Scan the entries for the string "color" and give the number of lines that have it, nothing further.

- - -

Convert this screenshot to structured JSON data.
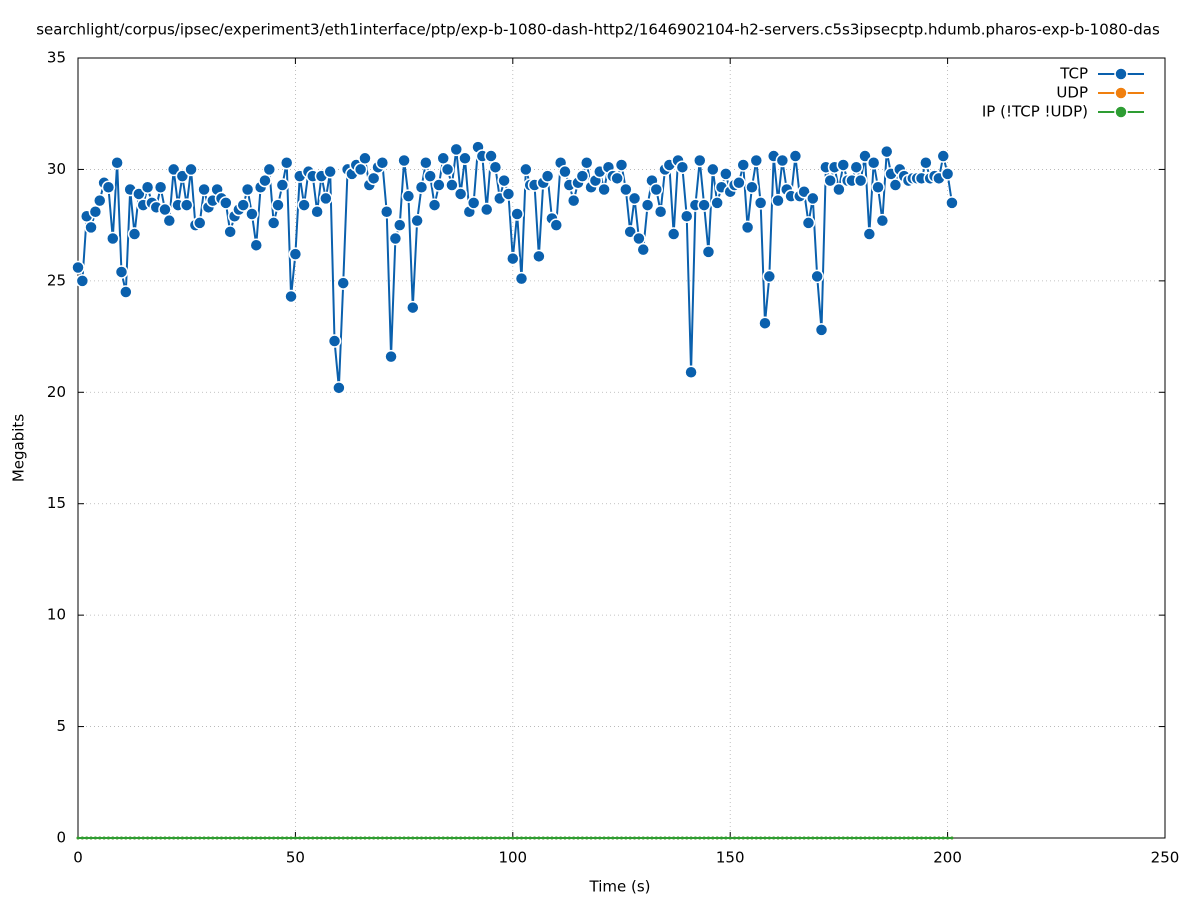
{
  "chart_data": {
    "type": "line",
    "title": "searchlight/corpus/ipsec/experiment3/eth1interface/ptp/exp-b-1080-dash-http2/1646902104-h2-servers.c5s3ipsecptp.hdumb.pharos-exp-b-1080-das",
    "x_label": "Time (s)",
    "y_label": "Megabits",
    "xlim": [
      0,
      250
    ],
    "xticks": [
      0,
      50,
      100,
      150,
      200,
      250
    ],
    "ylim": [
      0,
      35
    ],
    "yticks": [
      0,
      5,
      10,
      15,
      20,
      25,
      30,
      35
    ],
    "grid": true,
    "legend": "top-right",
    "x": [
      0,
      1,
      2,
      3,
      4,
      5,
      6,
      7,
      8,
      9,
      10,
      11,
      12,
      13,
      14,
      15,
      16,
      17,
      18,
      19,
      20,
      21,
      22,
      23,
      24,
      25,
      26,
      27,
      28,
      29,
      30,
      31,
      32,
      33,
      34,
      35,
      36,
      37,
      38,
      39,
      40,
      41,
      42,
      43,
      44,
      45,
      46,
      47,
      48,
      49,
      50,
      51,
      52,
      53,
      54,
      55,
      56,
      57,
      58,
      59,
      60,
      61,
      62,
      63,
      64,
      65,
      66,
      67,
      68,
      69,
      70,
      71,
      72,
      73,
      74,
      75,
      76,
      77,
      78,
      79,
      80,
      81,
      82,
      83,
      84,
      85,
      86,
      87,
      88,
      89,
      90,
      91,
      92,
      93,
      94,
      95,
      96,
      97,
      98,
      99,
      100,
      101,
      102,
      103,
      104,
      105,
      106,
      107,
      108,
      109,
      110,
      111,
      112,
      113,
      114,
      115,
      116,
      117,
      118,
      119,
      120,
      121,
      122,
      123,
      124,
      125,
      126,
      127,
      128,
      129,
      130,
      131,
      132,
      133,
      134,
      135,
      136,
      137,
      138,
      139,
      140,
      141,
      142,
      143,
      144,
      145,
      146,
      147,
      148,
      149,
      150,
      151,
      152,
      153,
      154,
      155,
      156,
      157,
      158,
      159,
      160,
      161,
      162,
      163,
      164,
      165,
      166,
      167,
      168,
      169,
      170,
      171,
      172,
      173,
      174,
      175,
      176,
      177,
      178,
      179,
      180,
      181,
      182,
      183,
      184,
      185,
      186,
      187,
      188,
      189,
      190,
      191,
      192,
      193,
      194,
      195,
      196,
      197,
      198,
      199,
      200,
      201
    ],
    "series": [
      {
        "name": "TCP",
        "color": "#0a60ad",
        "values": [
          25.6,
          25.0,
          27.9,
          27.4,
          28.1,
          28.6,
          29.4,
          29.2,
          26.9,
          30.3,
          25.4,
          24.5,
          29.1,
          27.1,
          28.9,
          28.4,
          29.2,
          28.5,
          28.3,
          29.2,
          28.2,
          27.7,
          30.0,
          28.4,
          29.7,
          28.4,
          30.0,
          27.5,
          27.6,
          29.1,
          28.3,
          28.6,
          29.1,
          28.7,
          28.5,
          27.2,
          27.9,
          28.2,
          28.4,
          29.1,
          28.0,
          26.6,
          29.2,
          29.5,
          30.0,
          27.6,
          28.4,
          29.3,
          30.3,
          24.3,
          26.2,
          29.7,
          28.4,
          29.9,
          29.7,
          28.1,
          29.7,
          28.7,
          29.9,
          22.3,
          20.2,
          24.9,
          30.0,
          29.8,
          30.2,
          30.0,
          30.5,
          29.3,
          29.6,
          30.1,
          30.3,
          28.1,
          21.6,
          26.9,
          27.5,
          30.4,
          28.8,
          23.8,
          27.7,
          29.2,
          30.3,
          29.7,
          28.4,
          29.3,
          30.5,
          30.0,
          29.3,
          30.9,
          28.9,
          30.5,
          28.1,
          28.5,
          31.0,
          30.6,
          28.2,
          30.6,
          30.1,
          28.7,
          29.5,
          28.9,
          26.0,
          28.0,
          25.1,
          30.0,
          29.3,
          29.3,
          26.1,
          29.4,
          29.7,
          27.8,
          27.5,
          30.3,
          29.9,
          29.3,
          28.6,
          29.4,
          29.7,
          30.3,
          29.2,
          29.5,
          29.9,
          29.1,
          30.1,
          29.7,
          29.6,
          30.2,
          29.1,
          27.2,
          28.7,
          26.9,
          26.4,
          28.4,
          29.5,
          29.1,
          28.1,
          30.0,
          30.2,
          27.1,
          30.4,
          30.1,
          27.9,
          20.9,
          28.4,
          30.4,
          28.4,
          26.3,
          30.0,
          28.5,
          29.2,
          29.8,
          29.0,
          29.3,
          29.4,
          30.2,
          27.4,
          29.2,
          30.4,
          28.5,
          23.1,
          25.2,
          30.6,
          28.6,
          30.4,
          29.1,
          28.8,
          30.6,
          28.8,
          29.0,
          27.6,
          28.7,
          25.2,
          22.8,
          30.1,
          29.5,
          30.1,
          29.1,
          30.2,
          29.5,
          29.5,
          30.1,
          29.5,
          30.6,
          27.1,
          30.3,
          29.2,
          27.7,
          30.8,
          29.8,
          29.3,
          30.0,
          29.7,
          29.5,
          29.6,
          29.6,
          29.6,
          30.3,
          29.6,
          29.7,
          29.6,
          30.6,
          29.8,
          28.5
        ]
      },
      {
        "name": "UDP",
        "color": "#f07f0e",
        "values": [
          0,
          0,
          0,
          0,
          0,
          0,
          0,
          0,
          0,
          0,
          0,
          0,
          0,
          0,
          0,
          0,
          0,
          0,
          0,
          0,
          0,
          0,
          0,
          0,
          0,
          0,
          0,
          0,
          0,
          0,
          0,
          0,
          0,
          0,
          0,
          0,
          0,
          0,
          0,
          0,
          0,
          0,
          0,
          0,
          0,
          0,
          0,
          0,
          0,
          0,
          0,
          0,
          0,
          0,
          0,
          0,
          0,
          0,
          0,
          0,
          0,
          0,
          0,
          0,
          0,
          0,
          0,
          0,
          0,
          0,
          0,
          0,
          0,
          0,
          0,
          0,
          0,
          0,
          0,
          0,
          0,
          0,
          0,
          0,
          0,
          0,
          0,
          0,
          0,
          0,
          0,
          0,
          0,
          0,
          0,
          0,
          0,
          0,
          0,
          0,
          0,
          0,
          0,
          0,
          0,
          0,
          0,
          0,
          0,
          0,
          0,
          0,
          0,
          0,
          0,
          0,
          0,
          0,
          0,
          0,
          0,
          0,
          0,
          0,
          0,
          0,
          0,
          0,
          0,
          0,
          0,
          0,
          0,
          0,
          0,
          0,
          0,
          0,
          0,
          0,
          0,
          0,
          0,
          0,
          0,
          0,
          0,
          0,
          0,
          0,
          0,
          0,
          0,
          0,
          0,
          0,
          0,
          0,
          0,
          0,
          0,
          0,
          0,
          0,
          0,
          0,
          0,
          0,
          0,
          0,
          0,
          0,
          0,
          0,
          0,
          0,
          0,
          0,
          0,
          0,
          0,
          0,
          0,
          0,
          0,
          0,
          0,
          0,
          0,
          0,
          0,
          0,
          0,
          0,
          0,
          0,
          0,
          0,
          0,
          0,
          0,
          0
        ]
      },
      {
        "name": "IP (!TCP  !UDP)",
        "color": "#2e9d33",
        "values": [
          0,
          0,
          0,
          0,
          0,
          0,
          0,
          0,
          0,
          0,
          0,
          0,
          0,
          0,
          0,
          0,
          0,
          0,
          0,
          0,
          0,
          0,
          0,
          0,
          0,
          0,
          0,
          0,
          0,
          0,
          0,
          0,
          0,
          0,
          0,
          0,
          0,
          0,
          0,
          0,
          0,
          0,
          0,
          0,
          0,
          0,
          0,
          0,
          0,
          0,
          0,
          0,
          0,
          0,
          0,
          0,
          0,
          0,
          0,
          0,
          0,
          0,
          0,
          0,
          0,
          0,
          0,
          0,
          0,
          0,
          0,
          0,
          0,
          0,
          0,
          0,
          0,
          0,
          0,
          0,
          0,
          0,
          0,
          0,
          0,
          0,
          0,
          0,
          0,
          0,
          0,
          0,
          0,
          0,
          0,
          0,
          0,
          0,
          0,
          0,
          0,
          0,
          0,
          0,
          0,
          0,
          0,
          0,
          0,
          0,
          0,
          0,
          0,
          0,
          0,
          0,
          0,
          0,
          0,
          0,
          0,
          0,
          0,
          0,
          0,
          0,
          0,
          0,
          0,
          0,
          0,
          0,
          0,
          0,
          0,
          0,
          0,
          0,
          0,
          0,
          0,
          0,
          0,
          0,
          0,
          0,
          0,
          0,
          0,
          0,
          0,
          0,
          0,
          0,
          0,
          0,
          0,
          0,
          0,
          0,
          0,
          0,
          0,
          0,
          0,
          0,
          0,
          0,
          0,
          0,
          0,
          0,
          0,
          0,
          0,
          0,
          0,
          0,
          0,
          0,
          0,
          0,
          0,
          0,
          0,
          0,
          0,
          0,
          0,
          0,
          0,
          0,
          0,
          0,
          0,
          0,
          0,
          0,
          0,
          0,
          0,
          0
        ]
      }
    ]
  }
}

- - -

[Problem solution] 3